PROBLEM: Identify each line below containing the string "Lakukan" and copy it.
-- DATASET RECORDS start --
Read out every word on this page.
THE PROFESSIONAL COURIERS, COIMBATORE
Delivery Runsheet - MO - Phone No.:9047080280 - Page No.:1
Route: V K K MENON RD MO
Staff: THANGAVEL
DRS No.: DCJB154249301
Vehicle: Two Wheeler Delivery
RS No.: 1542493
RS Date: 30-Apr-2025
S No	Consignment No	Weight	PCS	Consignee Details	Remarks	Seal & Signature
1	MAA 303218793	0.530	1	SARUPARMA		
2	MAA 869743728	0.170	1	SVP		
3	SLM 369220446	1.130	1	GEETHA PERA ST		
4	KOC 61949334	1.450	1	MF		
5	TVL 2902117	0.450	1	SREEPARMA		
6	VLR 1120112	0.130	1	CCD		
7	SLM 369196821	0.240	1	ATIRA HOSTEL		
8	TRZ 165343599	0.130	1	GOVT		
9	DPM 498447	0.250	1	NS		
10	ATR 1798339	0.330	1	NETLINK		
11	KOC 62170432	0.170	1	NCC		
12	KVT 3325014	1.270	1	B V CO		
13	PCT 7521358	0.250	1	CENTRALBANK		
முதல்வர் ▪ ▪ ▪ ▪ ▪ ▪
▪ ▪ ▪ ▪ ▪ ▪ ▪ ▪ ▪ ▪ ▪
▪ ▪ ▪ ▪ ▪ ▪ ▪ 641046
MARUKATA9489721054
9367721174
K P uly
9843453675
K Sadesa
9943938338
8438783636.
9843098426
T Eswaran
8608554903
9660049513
-- DATASET RECORDS end --
-- DATASET RECORDS start --
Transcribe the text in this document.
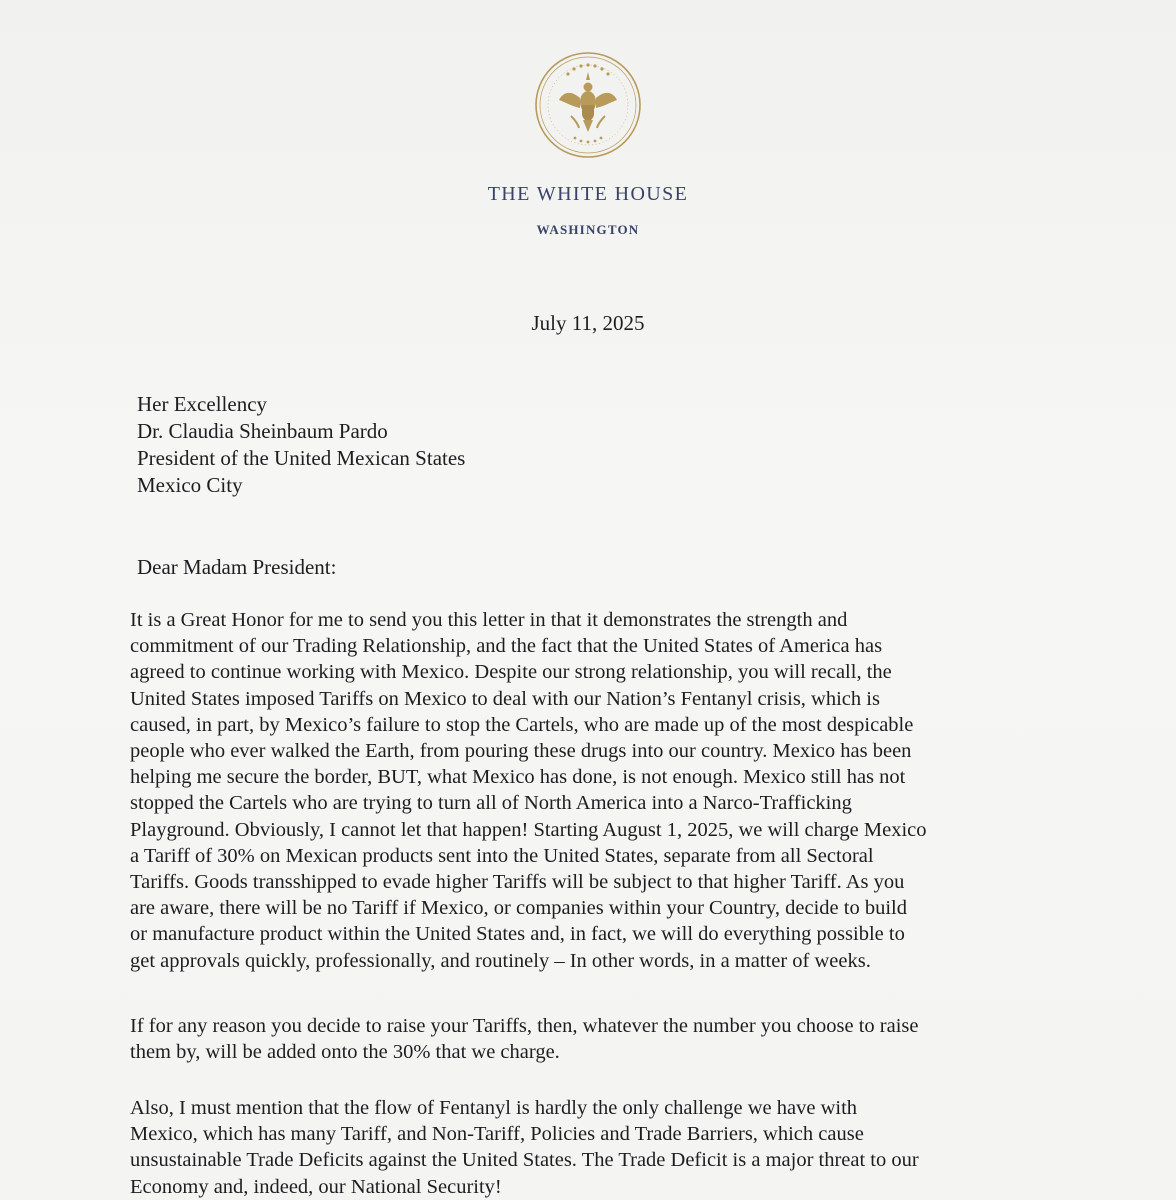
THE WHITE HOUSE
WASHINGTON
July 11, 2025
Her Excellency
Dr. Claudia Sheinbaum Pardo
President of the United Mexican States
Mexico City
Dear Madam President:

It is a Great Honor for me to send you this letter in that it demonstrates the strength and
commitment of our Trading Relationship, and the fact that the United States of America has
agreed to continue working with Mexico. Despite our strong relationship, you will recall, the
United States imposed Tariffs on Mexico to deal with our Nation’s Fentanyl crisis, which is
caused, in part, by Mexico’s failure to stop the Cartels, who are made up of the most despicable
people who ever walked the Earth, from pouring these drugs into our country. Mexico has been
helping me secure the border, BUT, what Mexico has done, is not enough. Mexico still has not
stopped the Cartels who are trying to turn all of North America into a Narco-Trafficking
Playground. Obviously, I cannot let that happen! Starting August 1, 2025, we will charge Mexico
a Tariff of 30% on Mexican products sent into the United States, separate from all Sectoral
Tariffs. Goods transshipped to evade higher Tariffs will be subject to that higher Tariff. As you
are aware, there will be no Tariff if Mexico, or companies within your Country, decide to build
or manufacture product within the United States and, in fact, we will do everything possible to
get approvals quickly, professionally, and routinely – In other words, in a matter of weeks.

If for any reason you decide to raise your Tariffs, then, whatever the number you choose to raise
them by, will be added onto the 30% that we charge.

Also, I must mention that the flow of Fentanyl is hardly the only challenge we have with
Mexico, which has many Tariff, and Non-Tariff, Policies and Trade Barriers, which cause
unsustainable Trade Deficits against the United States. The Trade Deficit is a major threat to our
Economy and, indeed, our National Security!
-- DATASET RECORDS end --
-- DATASET RECORDS start --
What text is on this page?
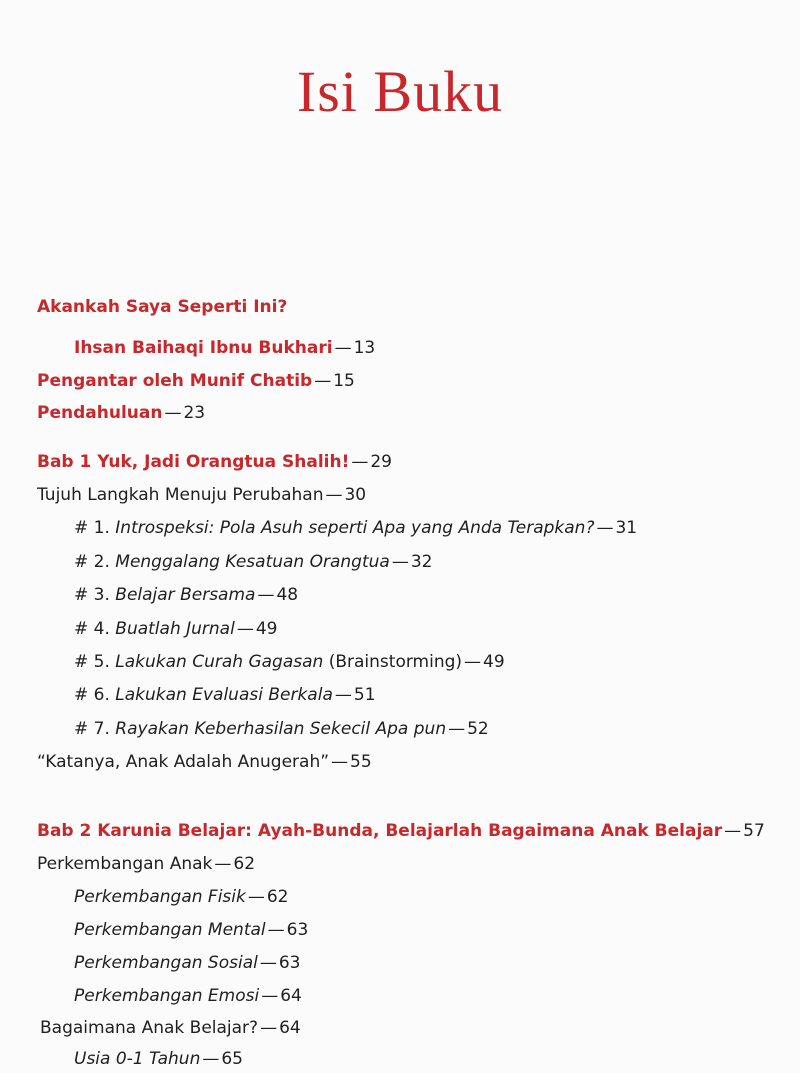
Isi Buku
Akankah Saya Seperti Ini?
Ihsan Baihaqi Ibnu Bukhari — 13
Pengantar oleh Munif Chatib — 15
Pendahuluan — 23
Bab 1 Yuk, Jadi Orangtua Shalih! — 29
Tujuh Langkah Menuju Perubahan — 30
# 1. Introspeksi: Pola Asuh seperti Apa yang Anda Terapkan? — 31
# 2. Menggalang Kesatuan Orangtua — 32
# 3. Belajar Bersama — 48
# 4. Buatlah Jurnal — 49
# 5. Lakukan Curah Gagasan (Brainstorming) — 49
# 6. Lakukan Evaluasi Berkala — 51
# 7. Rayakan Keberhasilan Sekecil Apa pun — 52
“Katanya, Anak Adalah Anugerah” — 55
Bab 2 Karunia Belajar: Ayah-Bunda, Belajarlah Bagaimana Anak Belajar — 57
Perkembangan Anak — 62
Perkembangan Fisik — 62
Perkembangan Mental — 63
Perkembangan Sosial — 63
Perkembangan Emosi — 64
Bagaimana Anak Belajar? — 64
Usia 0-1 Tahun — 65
-- DATASET RECORDS end --
FINISHED TASK:
# 5. Lakukan Curah Gagasan (Brainstorming) — 49
# 6. Lakukan Evaluasi Berkala — 51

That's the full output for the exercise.